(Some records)
*****

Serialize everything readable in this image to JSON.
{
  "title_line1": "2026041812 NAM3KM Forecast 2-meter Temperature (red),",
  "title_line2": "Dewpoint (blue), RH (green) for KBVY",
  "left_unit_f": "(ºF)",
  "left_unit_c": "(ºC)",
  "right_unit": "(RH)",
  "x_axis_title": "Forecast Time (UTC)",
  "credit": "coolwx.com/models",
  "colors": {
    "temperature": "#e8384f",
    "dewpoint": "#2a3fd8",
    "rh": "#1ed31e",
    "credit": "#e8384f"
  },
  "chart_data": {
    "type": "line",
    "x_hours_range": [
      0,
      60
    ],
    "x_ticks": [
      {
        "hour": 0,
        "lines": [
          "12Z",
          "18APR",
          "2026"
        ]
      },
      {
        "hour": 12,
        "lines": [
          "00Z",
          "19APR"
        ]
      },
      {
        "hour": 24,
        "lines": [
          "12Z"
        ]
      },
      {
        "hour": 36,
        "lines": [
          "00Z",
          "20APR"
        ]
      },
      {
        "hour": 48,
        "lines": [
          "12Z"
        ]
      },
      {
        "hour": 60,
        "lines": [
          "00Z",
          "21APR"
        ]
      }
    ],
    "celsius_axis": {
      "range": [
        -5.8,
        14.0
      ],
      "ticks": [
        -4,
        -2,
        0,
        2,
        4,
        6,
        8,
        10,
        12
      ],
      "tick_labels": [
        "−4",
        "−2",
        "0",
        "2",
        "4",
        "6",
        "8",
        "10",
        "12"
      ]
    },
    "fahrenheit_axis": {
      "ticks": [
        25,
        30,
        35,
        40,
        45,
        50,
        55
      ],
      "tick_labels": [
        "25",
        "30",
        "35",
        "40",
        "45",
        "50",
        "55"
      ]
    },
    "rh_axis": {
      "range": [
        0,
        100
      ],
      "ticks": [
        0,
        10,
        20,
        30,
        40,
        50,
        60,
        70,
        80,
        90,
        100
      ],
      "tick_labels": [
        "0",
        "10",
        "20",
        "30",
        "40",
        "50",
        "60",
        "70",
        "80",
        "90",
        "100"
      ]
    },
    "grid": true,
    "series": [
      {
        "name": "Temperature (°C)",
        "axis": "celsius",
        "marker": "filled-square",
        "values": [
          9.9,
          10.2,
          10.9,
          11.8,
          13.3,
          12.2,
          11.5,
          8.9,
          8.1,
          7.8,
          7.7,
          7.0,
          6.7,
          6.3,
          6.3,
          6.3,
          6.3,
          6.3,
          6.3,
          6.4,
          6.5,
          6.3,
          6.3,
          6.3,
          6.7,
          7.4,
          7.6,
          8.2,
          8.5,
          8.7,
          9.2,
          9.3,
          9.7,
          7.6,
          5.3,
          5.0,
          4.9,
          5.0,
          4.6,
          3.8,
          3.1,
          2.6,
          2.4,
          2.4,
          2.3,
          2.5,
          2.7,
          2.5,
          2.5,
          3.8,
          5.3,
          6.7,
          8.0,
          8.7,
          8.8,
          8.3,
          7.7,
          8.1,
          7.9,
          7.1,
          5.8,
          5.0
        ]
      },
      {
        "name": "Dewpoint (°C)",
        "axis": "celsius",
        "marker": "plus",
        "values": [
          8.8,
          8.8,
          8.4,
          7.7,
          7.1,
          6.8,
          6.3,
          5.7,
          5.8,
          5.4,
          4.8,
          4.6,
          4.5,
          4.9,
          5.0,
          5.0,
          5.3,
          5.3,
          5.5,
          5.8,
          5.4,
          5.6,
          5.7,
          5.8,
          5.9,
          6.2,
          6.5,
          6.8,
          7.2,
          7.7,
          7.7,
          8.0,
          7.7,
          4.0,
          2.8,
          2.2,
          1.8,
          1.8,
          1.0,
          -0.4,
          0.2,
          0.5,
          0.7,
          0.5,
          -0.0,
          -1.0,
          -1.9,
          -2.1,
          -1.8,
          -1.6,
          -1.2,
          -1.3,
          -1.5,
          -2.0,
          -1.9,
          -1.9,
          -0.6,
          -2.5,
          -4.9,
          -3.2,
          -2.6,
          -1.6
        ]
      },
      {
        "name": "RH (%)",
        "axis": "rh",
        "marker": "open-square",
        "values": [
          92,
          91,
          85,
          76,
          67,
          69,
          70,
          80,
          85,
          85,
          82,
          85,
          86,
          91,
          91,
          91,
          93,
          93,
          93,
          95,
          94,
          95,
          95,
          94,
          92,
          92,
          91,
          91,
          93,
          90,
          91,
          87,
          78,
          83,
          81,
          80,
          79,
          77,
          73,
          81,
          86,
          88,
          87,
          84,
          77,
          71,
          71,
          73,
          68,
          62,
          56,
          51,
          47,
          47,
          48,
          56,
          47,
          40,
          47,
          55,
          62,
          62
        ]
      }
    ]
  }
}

*****

Each line above must be printed exactly as it appears.

*Exercise response:*
Serialize everything readable in this image to JSON.
{
  "title_line1": "2026041812 NAM3KM Forecast 2-meter Temperature (red),",
  "title_line2": "Dewpoint (blue), RH (green) for KBVY",
  "left_unit_f": "(ºF)",
  "left_unit_c": "(ºC)",
  "right_unit": "(RH)",
  "x_axis_title": "Forecast Time (UTC)",
  "credit": "coolwx.com/models",
  "colors": {
    "temperature": "#e8384f",
    "dewpoint": "#2a3fd8",
    "rh": "#1ed31e",
    "credit": "#e8384f"
  },
  "chart_data": {
    "type": "line",
    "x_hours_range": [
      0,
      60
    ],
    "x_ticks": [
      {
        "hour": 0,
        "lines": [
          "12Z",
          "18APR",
          "2026"
        ]
      },
      {
        "hour": 12,
        "lines": [
          "00Z",
          "19APR"
        ]
      },
      {
        "hour": 24,
        "lines": [
          "12Z"
        ]
      },
      {
        "hour": 36,
        "lines": [
          "00Z",
          "20APR"
        ]
      },
      {
        "hour": 48,
        "lines": [
          "12Z"
        ]
      },
      {
        "hour": 60,
        "lines": [
          "00Z",
          "21APR"
        ]
      }
    ],
    "celsius_axis": {
      "range": [
        -5.8,
        14.0
      ],
      "ticks": [
        -4,
        -2,
        0,
        2,
        4,
        6,
        8,
        10,
        12
      ],
      "tick_labels": [
        "−4",
        "−2",
        "0",
        "2",
        "4",
        "6",
        "8",
        "10",
        "12"
      ]
    },
    "fahrenheit_axis": {
      "ticks": [
        25,
        30,
        35,
        40,
        45,
        50,
        55
      ],
      "tick_labels": [
        "25",
        "30",
        "35",
        "40",
        "45",
        "50",
        "55"
      ]
    },
    "rh_axis": {
      "range": [
        0,
        100
      ],
      "ticks": [
        0,
        10,
        20,
        30,
        40,
        50,
        60,
        70,
        80,
        90,
        100
      ],
      "tick_labels": [
        "0",
        "10",
        "20",
        "30",
        "40",
        "50",
        "60",
        "70",
        "80",
        "90",
        "100"
      ]
    },
    "grid": true,
    "series": [
      {
        "name": "Temperature (°C)",
        "axis": "celsius",
        "marker": "filled-square",
        "values": [
          9.9,
          10.2,
          10.9,
          11.8,
          13.3,
          12.2,
          11.5,
          8.9,
          8.1,
          7.8,
          7.7,
          7.0,
          6.7,
          6.3,
          6.3,
          6.3,
          6.3,
          6.3,
          6.3,
          6.4,
          6.5,
          6.3,
          6.3,
          6.3,
          6.7,
          7.4,
          7.6,
          8.2,
          8.5,
          8.7,
          9.2,
          9.3,
          9.7,
          7.6,
          5.3,
          5.0,
          4.9,
          5.0,
          4.6,
          3.8,
          3.1,
          2.6,
          2.4,
          2.4,
          2.3,
          2.5,
          2.7,
          2.5,
          2.5,
          3.8,
          5.3,
          6.7,
          8.0,
          8.7,
          8.8,
          8.3,
          7.7,
          8.1,
          7.9,
          7.1,
          5.8,
          5.0
        ]
      },
      {
        "name": "Dewpoint (°C)",
        "axis": "celsius",
        "marker": "plus",
        "values": [
          8.8,
          8.8,
          8.4,
          7.7,
          7.1,
          6.8,
          6.3,
          5.7,
          5.8,
          5.4,
          4.8,
          4.6,
          4.5,
          4.9,
          5.0,
          5.0,
          5.3,
          5.3,
          5.5,
          5.8,
          5.4,
          5.6,
          5.7,
          5.8,
          5.9,
          6.2,
          6.5,
          6.8,
          7.2,
          7.7,
          7.7,
          8.0,
          7.7,
          4.0,
          2.8,
          2.2,
          1.8,
          1.8,
          1.0,
          -0.4,
          0.2,
          0.5,
          0.7,
          0.5,
          -0.0,
          -1.0,
          -1.9,
          -2.1,
          -1.8,
          -1.6,
          -1.2,
          -1.3,
          -1.5,
          -2.0,
          -1.9,
          -1.9,
          -0.6,
          -2.5,
          -4.9,
          -3.2,
          -2.6,
          -1.6
        ]
      },
      {
        "name": "RH (%)",
        "axis": "rh",
        "marker": "open-square",
        "values": [
          92,
          91,
          85,
          76,
          67,
          69,
          70,
          80,
          85,
          85,
          82,
          85,
          86,
          91,
          91,
          91,
          93,
          93,
          93,
          95,
          94,
          95,
          95,
          94,
          92,
          92,
          91,
          91,
          93,
          90,
          91,
          87,
          78,
          83,
          81,
          80,
          79,
          77,
          73,
          81,
          86,
          88,
          87,
          84,
          77,
          71,
          71,
          73,
          68,
          62,
          56,
          51,
          47,
          47,
          48,
          56,
          47,
          40,
          47,
          55,
          62,
          62
        ]
      }
    ]
  }
}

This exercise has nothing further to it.